• **Data items**
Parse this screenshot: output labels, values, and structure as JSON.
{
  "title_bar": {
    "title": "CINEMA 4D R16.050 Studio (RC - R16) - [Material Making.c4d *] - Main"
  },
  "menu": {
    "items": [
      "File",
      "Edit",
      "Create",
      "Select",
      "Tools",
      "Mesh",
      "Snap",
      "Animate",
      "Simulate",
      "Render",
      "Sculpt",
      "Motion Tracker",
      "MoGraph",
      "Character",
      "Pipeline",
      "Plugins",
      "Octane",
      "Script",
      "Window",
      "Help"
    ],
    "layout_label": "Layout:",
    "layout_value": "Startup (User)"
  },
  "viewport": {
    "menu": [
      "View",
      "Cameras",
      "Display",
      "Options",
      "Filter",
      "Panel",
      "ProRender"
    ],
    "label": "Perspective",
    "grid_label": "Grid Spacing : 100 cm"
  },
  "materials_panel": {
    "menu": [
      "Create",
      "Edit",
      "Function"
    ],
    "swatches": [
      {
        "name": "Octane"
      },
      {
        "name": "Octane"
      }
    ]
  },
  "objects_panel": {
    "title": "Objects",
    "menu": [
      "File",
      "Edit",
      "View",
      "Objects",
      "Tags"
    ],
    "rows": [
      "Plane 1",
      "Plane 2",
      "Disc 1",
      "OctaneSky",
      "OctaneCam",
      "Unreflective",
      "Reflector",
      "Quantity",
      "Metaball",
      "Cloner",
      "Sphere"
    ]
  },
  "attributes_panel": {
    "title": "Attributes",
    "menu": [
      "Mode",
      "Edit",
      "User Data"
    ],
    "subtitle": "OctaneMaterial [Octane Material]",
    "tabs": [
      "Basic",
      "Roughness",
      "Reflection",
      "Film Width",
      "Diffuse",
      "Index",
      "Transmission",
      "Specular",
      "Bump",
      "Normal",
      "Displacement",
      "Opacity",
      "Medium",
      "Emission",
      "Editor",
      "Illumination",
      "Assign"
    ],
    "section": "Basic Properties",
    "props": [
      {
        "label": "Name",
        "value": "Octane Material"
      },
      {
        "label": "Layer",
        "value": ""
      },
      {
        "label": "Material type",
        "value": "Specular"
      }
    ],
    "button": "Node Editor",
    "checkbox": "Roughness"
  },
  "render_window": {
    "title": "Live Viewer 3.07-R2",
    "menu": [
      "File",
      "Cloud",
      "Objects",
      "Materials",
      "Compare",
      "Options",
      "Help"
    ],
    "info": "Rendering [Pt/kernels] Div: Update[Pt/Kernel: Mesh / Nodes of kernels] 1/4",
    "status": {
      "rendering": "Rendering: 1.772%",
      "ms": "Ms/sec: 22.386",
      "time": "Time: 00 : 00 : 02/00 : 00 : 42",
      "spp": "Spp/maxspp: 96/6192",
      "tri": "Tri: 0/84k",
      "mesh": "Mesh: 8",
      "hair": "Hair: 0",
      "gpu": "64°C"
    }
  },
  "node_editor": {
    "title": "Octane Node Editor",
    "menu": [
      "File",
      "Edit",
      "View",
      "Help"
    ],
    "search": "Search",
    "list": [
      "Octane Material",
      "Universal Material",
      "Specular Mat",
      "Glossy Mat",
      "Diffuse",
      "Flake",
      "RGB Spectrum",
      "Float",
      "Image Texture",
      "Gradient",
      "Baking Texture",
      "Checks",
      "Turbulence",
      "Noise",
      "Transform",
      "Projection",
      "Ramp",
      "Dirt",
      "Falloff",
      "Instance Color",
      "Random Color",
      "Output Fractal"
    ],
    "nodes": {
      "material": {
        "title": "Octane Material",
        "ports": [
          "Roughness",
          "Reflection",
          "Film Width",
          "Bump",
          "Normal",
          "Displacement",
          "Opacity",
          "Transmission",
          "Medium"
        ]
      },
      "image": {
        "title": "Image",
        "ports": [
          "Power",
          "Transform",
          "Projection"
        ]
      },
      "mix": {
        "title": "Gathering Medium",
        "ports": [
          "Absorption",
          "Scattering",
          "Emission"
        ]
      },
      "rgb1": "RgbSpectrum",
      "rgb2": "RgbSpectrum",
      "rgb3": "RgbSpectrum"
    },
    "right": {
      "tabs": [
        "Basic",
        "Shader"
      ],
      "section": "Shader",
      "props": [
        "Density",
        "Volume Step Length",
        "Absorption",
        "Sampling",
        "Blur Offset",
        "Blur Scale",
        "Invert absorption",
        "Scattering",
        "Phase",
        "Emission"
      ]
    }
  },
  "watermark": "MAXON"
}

• **YOUR INSTRUCTIONS**
Return all the data exactly as given.

• **SOLUTION TO THIS EXERCISE**
Parse this screenshot: output labels, values, and structure as JSON.
{
  "title_bar": {
    "title": "CINEMA 4D R16.050 Studio (RC - R16) - [Material Making.c4d *] - Main"
  },
  "menu": {
    "items": [
      "File",
      "Edit",
      "Create",
      "Select",
      "Tools",
      "Mesh",
      "Snap",
      "Animate",
      "Simulate",
      "Render",
      "Sculpt",
      "Motion Tracker",
      "MoGraph",
      "Character",
      "Pipeline",
      "Plugins",
      "Octane",
      "Script",
      "Window",
      "Help"
    ],
    "layout_label": "Layout:",
    "layout_value": "Startup (User)"
  },
  "viewport": {
    "menu": [
      "View",
      "Cameras",
      "Display",
      "Options",
      "Filter",
      "Panel",
      "ProRender"
    ],
    "label": "Perspective",
    "grid_label": "Grid Spacing : 100 cm"
  },
  "materials_panel": {
    "menu": [
      "Create",
      "Edit",
      "Function"
    ],
    "swatches": [
      {
        "name": "Octane"
      },
      {
        "name": "Octane"
      }
    ]
  },
  "objects_panel": {
    "title": "Objects",
    "menu": [
      "File",
      "Edit",
      "View",
      "Objects",
      "Tags"
    ],
    "rows": [
      "Plane 1",
      "Plane 2",
      "Disc 1",
      "OctaneSky",
      "OctaneCam",
      "Unreflective",
      "Reflector",
      "Quantity",
      "Metaball",
      "Cloner",
      "Sphere"
    ]
  },
  "attributes_panel": {
    "title": "Attributes",
    "menu": [
      "Mode",
      "Edit",
      "User Data"
    ],
    "subtitle": "OctaneMaterial [Octane Material]",
    "tabs": [
      "Basic",
      "Roughness",
      "Reflection",
      "Film Width",
      "Diffuse",
      "Index",
      "Transmission",
      "Specular",
      "Bump",
      "Normal",
      "Displacement",
      "Opacity",
      "Medium",
      "Emission",
      "Editor",
      "Illumination",
      "Assign"
    ],
    "section": "Basic Properties",
    "props": [
      {
        "label": "Name",
        "value": "Octane Material"
      },
      {
        "label": "Layer",
        "value": ""
      },
      {
        "label": "Material type",
        "value": "Specular"
      }
    ],
    "button": "Node Editor",
    "checkbox": "Roughness"
  },
  "render_window": {
    "title": "Live Viewer 3.07-R2",
    "menu": [
      "File",
      "Cloud",
      "Objects",
      "Materials",
      "Compare",
      "Options",
      "Help"
    ],
    "info": "Rendering [Pt/kernels] Div: Update[Pt/Kernel: Mesh / Nodes of kernels] 1/4",
    "status": {
      "rendering": "Rendering: 1.772%",
      "ms": "Ms/sec: 22.386",
      "time": "Time: 00 : 00 : 02/00 : 00 : 42",
      "spp": "Spp/maxspp: 96/6192",
      "tri": "Tri: 0/84k",
      "mesh": "Mesh: 8",
      "hair": "Hair: 0",
      "gpu": "64°C"
    }
  },
  "node_editor": {
    "title": "Octane Node Editor",
    "menu": [
      "File",
      "Edit",
      "View",
      "Help"
    ],
    "search": "Search",
    "list": [
      "Octane Material",
      "Universal Material",
      "Specular Mat",
      "Glossy Mat",
      "Diffuse",
      "Flake",
      "RGB Spectrum",
      "Float",
      "Image Texture",
      "Gradient",
      "Baking Texture",
      "Checks",
      "Turbulence",
      "Noise",
      "Transform",
      "Projection",
      "Ramp",
      "Dirt",
      "Falloff",
      "Instance Color",
      "Random Color",
      "Output Fractal"
    ],
    "nodes": {
      "material": {
        "title": "Octane Material",
        "ports": [
          "Roughness",
          "Reflection",
          "Film Width",
          "Bump",
          "Normal",
          "Displacement",
          "Opacity",
          "Transmission",
          "Medium"
        ]
      },
      "image": {
        "title": "Image",
        "ports": [
          "Power",
          "Transform",
          "Projection"
        ]
      },
      "mix": {
        "title": "Gathering Medium",
        "ports": [
          "Absorption",
          "Scattering",
          "Emission"
        ]
      },
      "rgb1": "RgbSpectrum",
      "rgb2": "RgbSpectrum",
      "rgb3": "RgbSpectrum"
    },
    "right": {
      "tabs": [
        "Basic",
        "Shader"
      ],
      "section": "Shader",
      "props": [
        "Density",
        "Volume Step Length",
        "Absorption",
        "Sampling",
        "Blur Offset",
        "Blur Scale",
        "Invert absorption",
        "Scattering",
        "Phase",
        "Emission"
      ]
    }
  },
  "watermark": "MAXON"
}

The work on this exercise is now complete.